Exercise
Put every line of the entries below into a Markdown table with the columns Row and Line, numbering the rows and skipping blank lines. Omit the pictures.

● ● ● ●

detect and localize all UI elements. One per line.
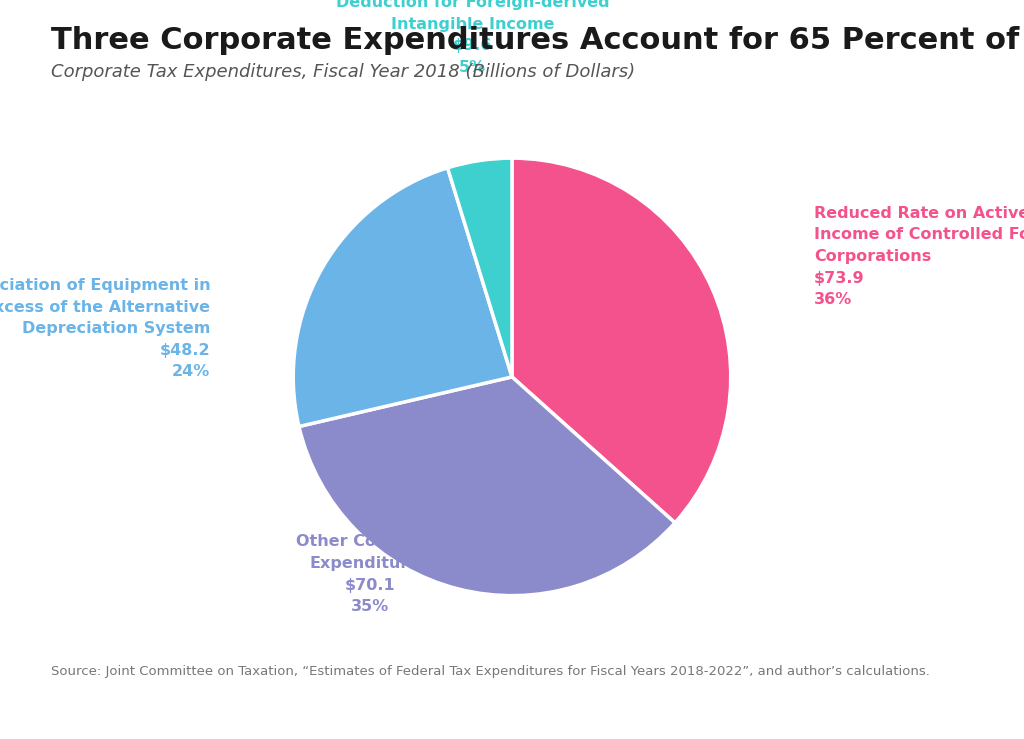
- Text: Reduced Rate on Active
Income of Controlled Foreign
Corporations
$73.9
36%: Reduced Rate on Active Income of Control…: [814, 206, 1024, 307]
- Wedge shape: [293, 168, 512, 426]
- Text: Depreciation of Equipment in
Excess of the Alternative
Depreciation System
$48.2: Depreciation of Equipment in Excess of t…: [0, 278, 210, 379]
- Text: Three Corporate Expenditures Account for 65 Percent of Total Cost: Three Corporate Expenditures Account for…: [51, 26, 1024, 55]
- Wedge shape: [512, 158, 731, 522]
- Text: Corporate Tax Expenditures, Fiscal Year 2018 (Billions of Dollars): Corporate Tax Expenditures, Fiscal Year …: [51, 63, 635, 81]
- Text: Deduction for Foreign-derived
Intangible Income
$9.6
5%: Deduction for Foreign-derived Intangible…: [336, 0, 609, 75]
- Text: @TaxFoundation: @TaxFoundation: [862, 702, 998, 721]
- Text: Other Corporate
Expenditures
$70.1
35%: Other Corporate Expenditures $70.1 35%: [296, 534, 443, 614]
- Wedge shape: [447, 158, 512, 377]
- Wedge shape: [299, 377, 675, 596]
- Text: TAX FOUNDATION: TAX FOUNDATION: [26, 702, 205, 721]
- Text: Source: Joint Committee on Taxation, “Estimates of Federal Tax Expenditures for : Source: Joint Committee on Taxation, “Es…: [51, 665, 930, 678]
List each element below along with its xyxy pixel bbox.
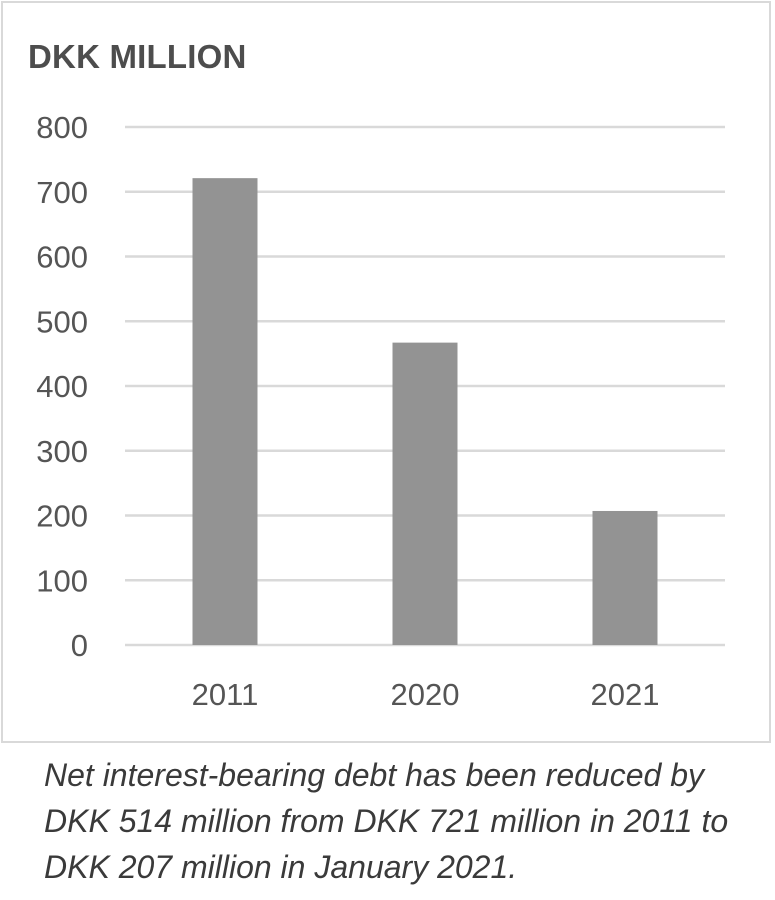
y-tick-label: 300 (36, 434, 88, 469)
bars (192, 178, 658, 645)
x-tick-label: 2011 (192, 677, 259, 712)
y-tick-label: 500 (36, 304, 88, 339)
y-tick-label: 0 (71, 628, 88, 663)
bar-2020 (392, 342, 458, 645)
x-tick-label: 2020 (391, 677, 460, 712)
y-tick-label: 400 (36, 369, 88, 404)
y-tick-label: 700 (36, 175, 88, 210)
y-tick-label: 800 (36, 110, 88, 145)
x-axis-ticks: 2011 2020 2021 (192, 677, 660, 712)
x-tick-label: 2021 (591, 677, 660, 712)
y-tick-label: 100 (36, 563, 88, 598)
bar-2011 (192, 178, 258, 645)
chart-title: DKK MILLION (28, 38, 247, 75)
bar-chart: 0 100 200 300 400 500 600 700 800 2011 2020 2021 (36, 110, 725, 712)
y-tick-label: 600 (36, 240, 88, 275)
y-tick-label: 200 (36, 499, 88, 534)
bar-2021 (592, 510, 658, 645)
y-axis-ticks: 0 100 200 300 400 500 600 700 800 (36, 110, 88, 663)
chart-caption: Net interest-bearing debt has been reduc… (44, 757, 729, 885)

● ● ● ●

Output of the task
| Row | Line |
|---|---|
| 1 | detect and localize all UI elements. One per line. |
| 2 | - Text: Reduced Rate on Active |
| 3 | Income of Controlled Foreign |
| 4 | Corporations |
| 5 | $73.9 |
| 6 | 36%: Reduced Rate on Active Income of Control…: [814, 206, 1024, 307] |
| 7 | - Wedge shape: [293, 168, 512, 426] |
| 8 | - Text: Depreciation of Equipment in |
| 9 | Excess of the Alternative |
| 10 | Depreciation System |
| 11 | $48.2: Depreciation of Equipment in Excess of t…: [0, 278, 210, 379] |
| 12 | - Text: Three Corporate Expenditures Account for 65 Percent of Total Cost: Three Corporate Expenditures Account for…: [51, 26, 1024, 55] |
| 13 | - Wedge shape: [512, 158, 731, 522] |
| 14 | - Text: Corporate Tax Expenditures, Fiscal Year 2018 (Billions of Dollars): Corporate Tax Expenditures, Fiscal Year …: [51, 63, 635, 81] |
| 15 | - Text: Deduction for Foreign-derived |
| 16 | Intangible Income |
| 17 | $9.6 |
| 18 | 5%: Deduction for Foreign-derived Intangible…: [336, 0, 609, 75] |
| 19 | - Text: @TaxFoundation: @TaxFoundation: [862, 702, 998, 721] |
| 20 | - Text: Other Corporate |
| 21 | Expenditures |
| 22 | $70.1 |
| 23 | 35%: Other Corporate Expenditures $70.1 35%: [296, 534, 443, 614] |
| 24 | - Wedge shape: [447, 158, 512, 377] |
| 25 | - Wedge shape: [299, 377, 675, 596] |
| 26 | - Text: TAX FOUNDATION: TAX FOUNDATION: [26, 702, 205, 721] |
| 27 | - Text: Source: Joint Committee on Taxation, “Estimates of Federal Tax Expenditures for : Source: Joint Committee on Taxation, “Es…: [51, 665, 930, 678] |
| 28 | List each element below along with its xyxy pixel bbox. |
| 29 | y-tick-label: 300 (36, 434, 88, 469) |
| 30 | bars (192, 178, 658, 645) |
| 31 | x-tick-label: 2011 (192, 677, 259, 712) |
| 32 | y-tick-label: 500 (36, 304, 88, 339) |
| 33 | y-tick-label: 0 (71, 628, 88, 663) |
| 34 | bar-2020 (392, 342, 458, 645) |
| 35 | x-tick-label: 2020 (391, 677, 460, 712) |
| 36 | y-tick-label: 400 (36, 369, 88, 404) |
| 37 | y-tick-label: 700 (36, 175, 88, 210) |
| 38 | y-tick-label: 800 (36, 110, 88, 145) |
| 39 | x-axis-ticks: 2011 2020 2021 (192, 677, 660, 712) |
| 40 | x-tick-label: 2021 (591, 677, 660, 712) |
| 41 | y-tick-label: 100 (36, 563, 88, 598) |
| 42 | bar-2011 (192, 178, 258, 645) |
| 43 | chart-title: DKK MILLION (28, 38, 247, 75) |
| 44 | bar-chart: 0 100 200 300 400 500 600 700 800 2011 2020 2021 (36, 110, 725, 712) |
| 45 | y-tick-label: 600 (36, 240, 88, 275) |
| 46 | y-tick-label: 200 (36, 499, 88, 534) |
| 47 | bar-2021 (592, 510, 658, 645) |
| 48 | y-axis-ticks: 0 100 200 300 400 500 600 700 800 (36, 110, 88, 663) |
| 49 | chart-caption: Net interest-bearing debt has been reduc… (44, 757, 729, 885) |